Task brief: Pick out each line below containing "اصـل".
--- BEGIN Exercise data ---
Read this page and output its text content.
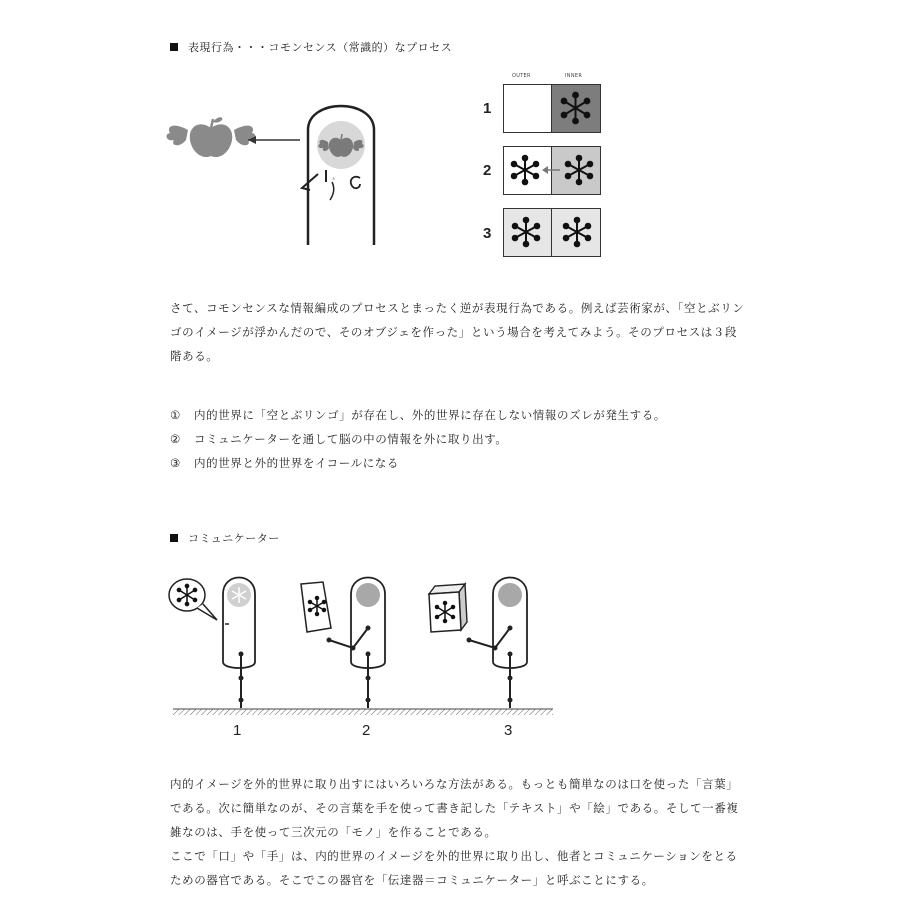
表現行為・・・コモンセンス（常識的）なプロセス
*
OUTER	INNER
1
2
3
さて、コモンセンスな情報編成のプロセスとまったく逆が表現行為である。例えば芸術家が、「空とぶリン
ゴのイメージが浮かんだので、そのオブジェを作った」という場合を考えてみよう。そのプロセスは３段
階ある。
① 内的世界に「空とぶリンゴ」が存在し、外的世界に存在しない情報のズレが発生する。
② コミュニケーターを通して脳の中の情報を外に取り出す。
③ 内的世界と外的世界をイコールになる
コミュニケーター
1	2	3
内的イメージを外的世界に取り出すにはいろいろな方法がある。もっとも簡単なのは口を使った「言葉」
である。次に簡単なのが、その言葉を手を使って書き記した「テキスト」や「絵」である。そして一番複
雑なのは、手を使って三次元の「モノ」を作ることである。
ここで「口」や「手」は、内的世界のイメージを外的世界に取り出し、他者とコミュニケーションをとる
ための器官である。そこでこの器官を「伝達器＝コミュニケーター」と呼ぶことにする。
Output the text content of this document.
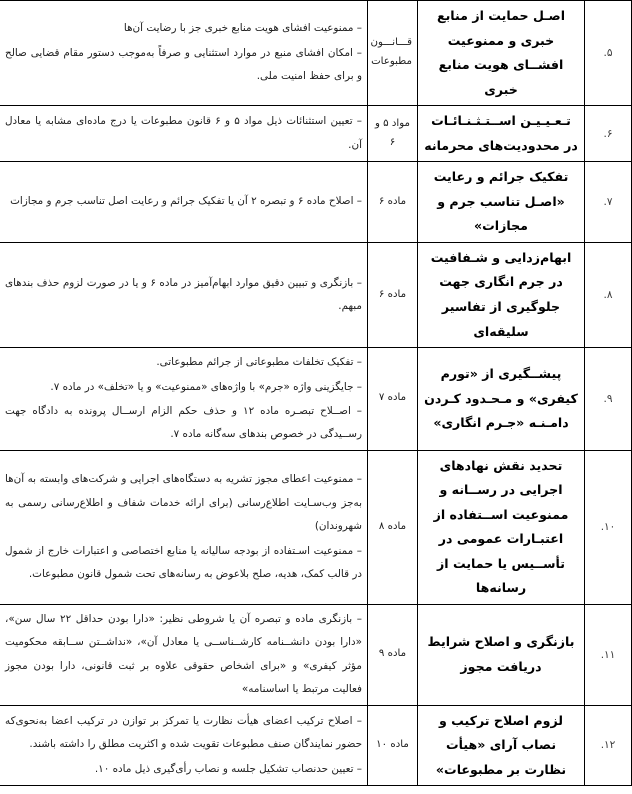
۵.	اصـل حمایت از منابع خبری و ممنوعیت افشــای هویت منابع خبری	قـــانـــون مطبوعات	– ممنوعیت افشای هویت منابع خبری جز با رضایت آن‌ها
– امکان افشای منبع در موارد استثنایی و صرفاً به‌موجب دستور مقام قضایی صالح و برای حفظ امنیت ملی.

۶.	تـعـیـیـن اســتـثـنـائـات در محدودیت‌های محرمانه	مواد ۵ و ۶	– تعیین استثنائات ذیل مواد ۵ و ۶ قانون مطبوعات یا درج ماده‌ای مشابه یا معادل آن.

۷.	تفکیک جرائم و رعایت «اصـل تناسب جرم و مجازات»	ماده ۶	– اصلاح ماده ۶ و تبصره ۲ آن یا تفکیک جرائم و رعایت اصل تناسب جرم و مجازات

۸.	ابهام‌زدایی و شـفافیت در جرم انگاری جهت جلوگیری از تفاسیر سلیقه‌ای	ماده ۶	– بازنگری و تبیین دقیق موارد ابهام‌آمیز در ماده ۶ و یا در صورت لزوم حذف بندهای مبهم.

۹.	پیشــگیری از «تورم کیفری» و مـحـدود کـردن دامـنـه «جـرم انگاری»	ماده ۷	– تفکیک تخلفات مطبوعاتی از جرائم مطبوعاتی.
– جایگزینی واژه «جرم» با واژه‌های «ممنوعیت» و یا «تخلف» در ماده ۷.
– اصــلاح تبصـره ماده ۱۲ و حذف حکم الزام ارســال پرونده به دادگاه جهت رســیدگی در خصوص بندهای سه‌گانه ماده ۷.

۱۰.	تحدید نقش نهادهای اجرایی در رســانه و ممنوعیت اســتفاده از اعتبـارات عمومی در تأســیس یا حمایت از رسانه‌ها	ماده ۸	– ممنوعیت اعطای مجوز تشریه به دستگاه‌های اجرایی و شرکت‌های وابسته به آن‌ها به‌جز وب‌سـایت اطلاع‌رسانی (برای ارائه خدمات شفاف و اطلاع‌رسانی رسمی به شهروندان)
– ممنوعیت اسـتفاده از بودجه سالیانه یا منابع اختصاصی و اعتبارات خارج از شمول در قالب کمک، هدیه، صلح بلاعوض به رسانه‌های تحت شمول قانون مطبوعات.

۱۱.	بازنگری و اصلاح شرایط دریافت مجوز	ماده ۹	– بازنگری ماده و تبصره آن یا شروطی نظیر: «دارا بودن حداقل ۲۲ سال سن»، «دارا بودن دانشــنامه کارشــناســی یا معادل آن»، «نداشــتن ســابقه محکومیت مؤثر کیفری» و «برای اشخاص حقوقی علاوه بر ثبت قانونی، دارا بودن مجوز فعالیت مرتبط یا اساسنامه»

۱۲.	لزوم اصلاح ترکیب و نصاب آرای «هیأت نظارت بر مطبوعات»	ماده ۱۰	– اصلاح ترکیب اعضای هیأت نظارت یا تمرکز بر توازن در ترکیب اعضا به‌نحوی‌که حضور نمایندگان صنف مطبوعات تقویت شده و اکثریت مطلق را داشته باشند.
– تعیین حدنصاب تشکیل جلسه و نصاب رأی‌گیری ذیل ماده ۱۰.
--- END Exercise data ---
Final result:
۵.	اصـل حمایت از منابع خبری و ممنوعیت افشــای هویت منابع خبری	قـــانـــون مطبوعات	– ممنوعیت افشای هویت منابع خبری جز با رضایت آن‌ها
۷.	تفکیک جرائم و رعایت «اصـل تناسب جرم و مجازات»	ماده ۶	– اصلاح ماده ۶ و تبصره ۲ آن یا تفکیک جرائم و رعایت اصل تناسب جرم و مجازات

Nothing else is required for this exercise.